Dataset rows about figures

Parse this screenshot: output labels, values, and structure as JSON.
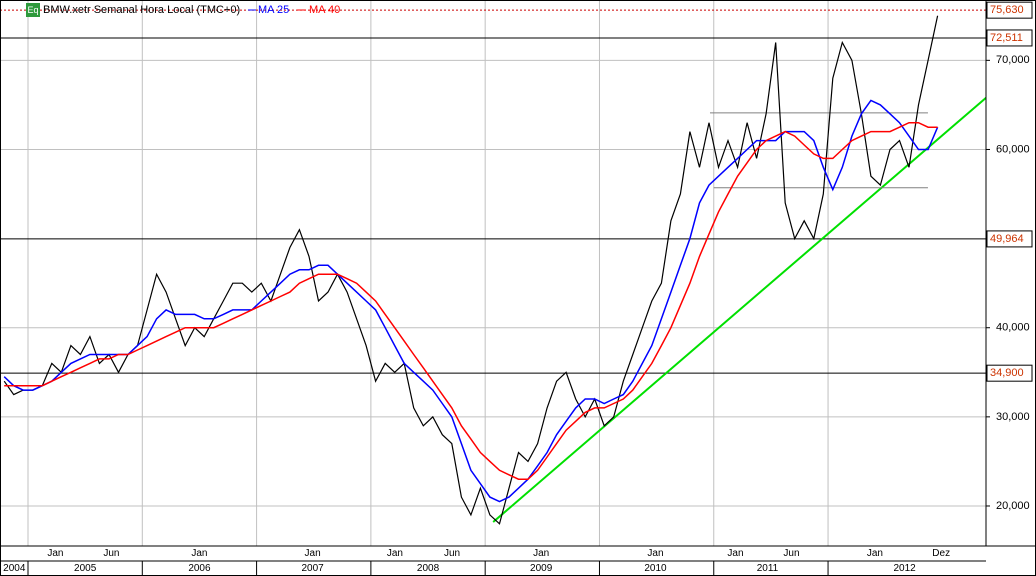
{
  "chart_data": {
    "type": "line",
    "legend_icon": "Eq",
    "x": [
      "2004-10",
      "2004-11",
      "2004-12",
      "2005-01",
      "2005-02",
      "2005-03",
      "2005-04",
      "2005-05",
      "2005-06",
      "2005-07",
      "2005-08",
      "2005-09",
      "2005-10",
      "2005-11",
      "2005-12",
      "2006-01",
      "2006-02",
      "2006-03",
      "2006-04",
      "2006-05",
      "2006-06",
      "2006-07",
      "2006-08",
      "2006-09",
      "2006-10",
      "2006-11",
      "2006-12",
      "2007-01",
      "2007-02",
      "2007-03",
      "2007-04",
      "2007-05",
      "2007-06",
      "2007-07",
      "2007-08",
      "2007-09",
      "2007-10",
      "2007-11",
      "2007-12",
      "2008-01",
      "2008-02",
      "2008-03",
      "2008-04",
      "2008-05",
      "2008-06",
      "2008-07",
      "2008-08",
      "2008-09",
      "2008-10",
      "2008-11",
      "2008-12",
      "2009-01",
      "2009-02",
      "2009-03",
      "2009-04",
      "2009-05",
      "2009-06",
      "2009-07",
      "2009-08",
      "2009-09",
      "2009-10",
      "2009-11",
      "2009-12",
      "2010-01",
      "2010-02",
      "2010-03",
      "2010-04",
      "2010-05",
      "2010-06",
      "2010-07",
      "2010-08",
      "2010-09",
      "2010-10",
      "2010-11",
      "2010-12",
      "2011-01",
      "2011-02",
      "2011-03",
      "2011-04",
      "2011-05",
      "2011-06",
      "2011-07",
      "2011-08",
      "2011-09",
      "2011-10",
      "2011-11",
      "2011-12",
      "2012-01",
      "2012-02",
      "2012-03",
      "2012-04",
      "2012-05",
      "2012-06",
      "2012-07",
      "2012-08",
      "2012-09",
      "2012-10",
      "2012-11",
      "2012-12"
    ],
    "series": [
      {
        "name": "BMW.xetr Semanal Hora Local (TMC+0)",
        "color": "#000000",
        "values": [
          34,
          32.5,
          33,
          33,
          33.5,
          36,
          35,
          38,
          37,
          39,
          36,
          37,
          35,
          37,
          38,
          42,
          46,
          44,
          41,
          38,
          40,
          39,
          41,
          43,
          45,
          45,
          44,
          45,
          43,
          46,
          49,
          51,
          48,
          43,
          44,
          46,
          44,
          41,
          38,
          34,
          36,
          35,
          36,
          31,
          29,
          30,
          28,
          27,
          21,
          19,
          22,
          19,
          18,
          22,
          26,
          25,
          27,
          31,
          34,
          35,
          32,
          30,
          32,
          29,
          30,
          34,
          37,
          40,
          43,
          45,
          52,
          55,
          62,
          58,
          63,
          58,
          61,
          58,
          63,
          59,
          64,
          72,
          54,
          50,
          52,
          50,
          55,
          68,
          72,
          70,
          64,
          57,
          56,
          60,
          61,
          58,
          65,
          70,
          75
        ]
      },
      {
        "name": "MA 25",
        "color": "#0000ff",
        "values": [
          34.5,
          33.5,
          33,
          33,
          33.5,
          34,
          35,
          36,
          36.5,
          37,
          37,
          37,
          37,
          37,
          38,
          39,
          41,
          42,
          41.5,
          41.5,
          41.5,
          41,
          41,
          41.5,
          42,
          42,
          42,
          43,
          44,
          45,
          46,
          46.5,
          46.5,
          47,
          47,
          46,
          45,
          44,
          43,
          42,
          40,
          38,
          36,
          35,
          34,
          33,
          31.5,
          30,
          27,
          24,
          22.5,
          21,
          20.5,
          21,
          22,
          23,
          24.5,
          26,
          28,
          29.5,
          31,
          32,
          32,
          31.5,
          32,
          32.5,
          34,
          36,
          38,
          41,
          44,
          47,
          50,
          54,
          56,
          57,
          58,
          59,
          60,
          61,
          61,
          61,
          62,
          62,
          62,
          61,
          58,
          55.5,
          58,
          61.5,
          64,
          65.5,
          65,
          64,
          63,
          61.5,
          60,
          60,
          62.5
        ]
      },
      {
        "name": "MA 40",
        "color": "#ff0000",
        "values": [
          33.5,
          33.5,
          33.5,
          33.5,
          33.5,
          34,
          34.5,
          35,
          35.5,
          36,
          36.5,
          36.5,
          37,
          37,
          37.5,
          38,
          38.5,
          39,
          39.5,
          40,
          40,
          40,
          40,
          40.5,
          41,
          41.5,
          42,
          42.5,
          43,
          43.5,
          44,
          45,
          45.5,
          46,
          46,
          46,
          45.5,
          45,
          44,
          43,
          41.5,
          40,
          38.5,
          37,
          35.5,
          34,
          32.5,
          31,
          29,
          27.5,
          26,
          25,
          24,
          23.5,
          23,
          23,
          24,
          25.5,
          27,
          28.5,
          29.5,
          30.5,
          31,
          31,
          31.5,
          32,
          33,
          34.5,
          36,
          38,
          40,
          42.5,
          45,
          48,
          50.5,
          53,
          55,
          57,
          58.5,
          60,
          61,
          61.5,
          62,
          61.5,
          60.5,
          59.5,
          59,
          59,
          60,
          61,
          61.5,
          62,
          62,
          62,
          62.5,
          63,
          63,
          62.5,
          62.5
        ]
      }
    ],
    "xlim": [
      2004.755,
      2013.382
    ],
    "ylim": [
      15.51,
      76.77
    ],
    "yticks": [
      {
        "value": 20,
        "label": "20,000"
      },
      {
        "value": 30,
        "label": "30,000"
      },
      {
        "value": 40,
        "label": "40,000"
      },
      {
        "value": 60,
        "label": "60,000"
      },
      {
        "value": 70,
        "label": "70,000"
      }
    ],
    "year_bounds": [
      2005,
      2006,
      2007,
      2008,
      2009,
      2010,
      2011,
      2012
    ],
    "month_ticks": [
      {
        "value": 2005.24,
        "label": "Jan"
      },
      {
        "value": 2005.73,
        "label": "Jun"
      },
      {
        "value": 2006.5,
        "label": "Jan"
      },
      {
        "value": 2007.49,
        "label": "Jan"
      },
      {
        "value": 2008.21,
        "label": "Jan"
      },
      {
        "value": 2008.71,
        "label": "Jun"
      },
      {
        "value": 2009.49,
        "label": "Jan"
      },
      {
        "value": 2010.49,
        "label": "Jan"
      },
      {
        "value": 2011.19,
        "label": "Jan"
      },
      {
        "value": 2011.68,
        "label": "Jun"
      },
      {
        "value": 2012.41,
        "label": "Jan"
      },
      {
        "value": 2012.99,
        "label": "Dez"
      }
    ],
    "xticks": [
      {
        "value": 2004.88,
        "label": "2004"
      },
      {
        "value": 2005.5,
        "label": "2005"
      },
      {
        "value": 2006.5,
        "label": "2006"
      },
      {
        "value": 2007.49,
        "label": "2007"
      },
      {
        "value": 2008.5,
        "label": "2008"
      },
      {
        "value": 2009.49,
        "label": "2009"
      },
      {
        "value": 2010.49,
        "label": "2010"
      },
      {
        "value": 2011.47,
        "label": "2011"
      },
      {
        "value": 2012.67,
        "label": "2012"
      }
    ],
    "levels": [
      {
        "value": 75.63,
        "label": "75,630",
        "dotted": true
      },
      {
        "value": 72.511,
        "label": "72,511",
        "dotted": false
      },
      {
        "value": 49.964,
        "label": "49,964",
        "dotted": false
      },
      {
        "value": 34.9,
        "label": "34,900",
        "dotted": false
      }
    ],
    "lines": [
      {
        "x": [
          2009.07,
          2013.4
        ],
        "y": [
          18.2,
          66.0
        ],
        "color": "#00e000"
      },
      {
        "x": [
          2010.967,
          2012.874
        ],
        "y": [
          64.1,
          64.1
        ],
        "color": "#808080"
      },
      {
        "x": [
          2011.0,
          2012.874
        ],
        "y": [
          55.7,
          55.7
        ],
        "color": "#808080"
      }
    ],
    "grid": true
  }
}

What is required
Scan the material above for the string "color" and return the lines that hold it.

Worked answer
        "color": "#000000",
        "color": "#0000ff",
        "color": "#ff0000",
        "color": "#00e000"
        "color": "#808080"
        "color": "#808080"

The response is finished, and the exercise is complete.